* Brief *
Search the records for the word "Output" and pick out every line that has it.

* Input rows *
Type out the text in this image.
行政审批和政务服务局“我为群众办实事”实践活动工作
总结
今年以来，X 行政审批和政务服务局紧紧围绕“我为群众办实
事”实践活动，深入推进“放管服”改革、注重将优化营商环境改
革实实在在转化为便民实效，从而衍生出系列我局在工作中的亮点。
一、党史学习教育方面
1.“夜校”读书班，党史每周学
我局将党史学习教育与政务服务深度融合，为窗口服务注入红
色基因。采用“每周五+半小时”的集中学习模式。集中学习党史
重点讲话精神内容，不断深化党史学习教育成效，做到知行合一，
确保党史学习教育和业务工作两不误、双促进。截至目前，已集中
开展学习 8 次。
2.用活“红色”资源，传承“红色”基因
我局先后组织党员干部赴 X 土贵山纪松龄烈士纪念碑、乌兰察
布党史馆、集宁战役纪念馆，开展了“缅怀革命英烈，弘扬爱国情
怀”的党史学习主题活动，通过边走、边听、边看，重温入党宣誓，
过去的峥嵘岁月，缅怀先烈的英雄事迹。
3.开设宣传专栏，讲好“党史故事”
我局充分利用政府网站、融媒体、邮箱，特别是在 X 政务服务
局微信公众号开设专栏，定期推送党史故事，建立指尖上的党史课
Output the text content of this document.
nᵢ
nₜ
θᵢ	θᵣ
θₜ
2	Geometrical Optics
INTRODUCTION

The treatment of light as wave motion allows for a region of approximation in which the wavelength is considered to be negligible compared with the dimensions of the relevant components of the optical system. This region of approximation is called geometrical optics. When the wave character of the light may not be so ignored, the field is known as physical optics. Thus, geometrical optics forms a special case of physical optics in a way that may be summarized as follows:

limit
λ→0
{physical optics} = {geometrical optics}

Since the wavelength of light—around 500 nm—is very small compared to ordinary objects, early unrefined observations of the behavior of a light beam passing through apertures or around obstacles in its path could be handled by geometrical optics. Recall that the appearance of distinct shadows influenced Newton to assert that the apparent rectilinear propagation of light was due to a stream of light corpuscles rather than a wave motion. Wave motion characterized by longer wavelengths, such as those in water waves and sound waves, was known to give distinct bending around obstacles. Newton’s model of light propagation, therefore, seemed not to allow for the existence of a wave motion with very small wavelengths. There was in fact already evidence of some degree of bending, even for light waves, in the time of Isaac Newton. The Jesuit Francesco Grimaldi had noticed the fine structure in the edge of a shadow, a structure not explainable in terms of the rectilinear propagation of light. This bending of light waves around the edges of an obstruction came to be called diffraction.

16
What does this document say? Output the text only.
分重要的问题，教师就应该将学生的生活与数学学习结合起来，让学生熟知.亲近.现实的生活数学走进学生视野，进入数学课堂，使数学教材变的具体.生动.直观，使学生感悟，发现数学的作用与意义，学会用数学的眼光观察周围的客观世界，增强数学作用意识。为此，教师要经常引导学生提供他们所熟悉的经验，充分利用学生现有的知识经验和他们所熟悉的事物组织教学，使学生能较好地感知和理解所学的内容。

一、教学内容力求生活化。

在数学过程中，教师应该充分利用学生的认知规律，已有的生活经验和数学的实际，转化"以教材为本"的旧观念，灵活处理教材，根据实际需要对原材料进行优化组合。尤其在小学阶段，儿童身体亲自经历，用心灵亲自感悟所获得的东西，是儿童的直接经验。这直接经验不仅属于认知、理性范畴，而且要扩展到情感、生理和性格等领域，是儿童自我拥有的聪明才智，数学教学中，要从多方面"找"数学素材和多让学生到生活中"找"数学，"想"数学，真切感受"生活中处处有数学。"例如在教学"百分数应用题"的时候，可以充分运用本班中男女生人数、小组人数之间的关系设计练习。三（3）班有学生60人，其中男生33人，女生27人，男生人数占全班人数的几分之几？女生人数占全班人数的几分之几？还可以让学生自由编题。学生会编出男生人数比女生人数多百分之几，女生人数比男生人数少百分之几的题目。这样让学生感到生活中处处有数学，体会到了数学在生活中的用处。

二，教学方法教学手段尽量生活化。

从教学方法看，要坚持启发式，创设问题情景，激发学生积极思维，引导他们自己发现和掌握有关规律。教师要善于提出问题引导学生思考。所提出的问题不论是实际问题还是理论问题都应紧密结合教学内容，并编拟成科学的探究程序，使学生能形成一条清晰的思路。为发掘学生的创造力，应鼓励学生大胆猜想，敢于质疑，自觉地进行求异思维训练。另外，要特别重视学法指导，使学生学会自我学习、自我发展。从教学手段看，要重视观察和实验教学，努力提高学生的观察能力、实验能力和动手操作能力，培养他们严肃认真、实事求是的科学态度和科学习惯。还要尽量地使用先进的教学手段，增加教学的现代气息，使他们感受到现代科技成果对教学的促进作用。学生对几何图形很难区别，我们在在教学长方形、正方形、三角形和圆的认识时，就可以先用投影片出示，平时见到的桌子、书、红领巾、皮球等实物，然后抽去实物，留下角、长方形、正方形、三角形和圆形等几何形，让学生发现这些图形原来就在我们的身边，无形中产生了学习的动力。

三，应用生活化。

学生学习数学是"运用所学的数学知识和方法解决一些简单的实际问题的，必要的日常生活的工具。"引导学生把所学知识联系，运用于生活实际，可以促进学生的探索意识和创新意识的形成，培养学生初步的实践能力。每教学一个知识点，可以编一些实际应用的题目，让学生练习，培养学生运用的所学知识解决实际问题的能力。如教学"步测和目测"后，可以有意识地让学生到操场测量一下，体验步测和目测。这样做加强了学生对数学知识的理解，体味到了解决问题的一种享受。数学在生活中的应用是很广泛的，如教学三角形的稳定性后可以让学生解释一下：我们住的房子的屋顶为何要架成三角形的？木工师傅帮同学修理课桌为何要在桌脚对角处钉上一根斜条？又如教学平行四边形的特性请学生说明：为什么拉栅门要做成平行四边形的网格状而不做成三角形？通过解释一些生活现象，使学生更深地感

* Solution to this task *
Output the text content of this document.
What does this document say? Output the text only.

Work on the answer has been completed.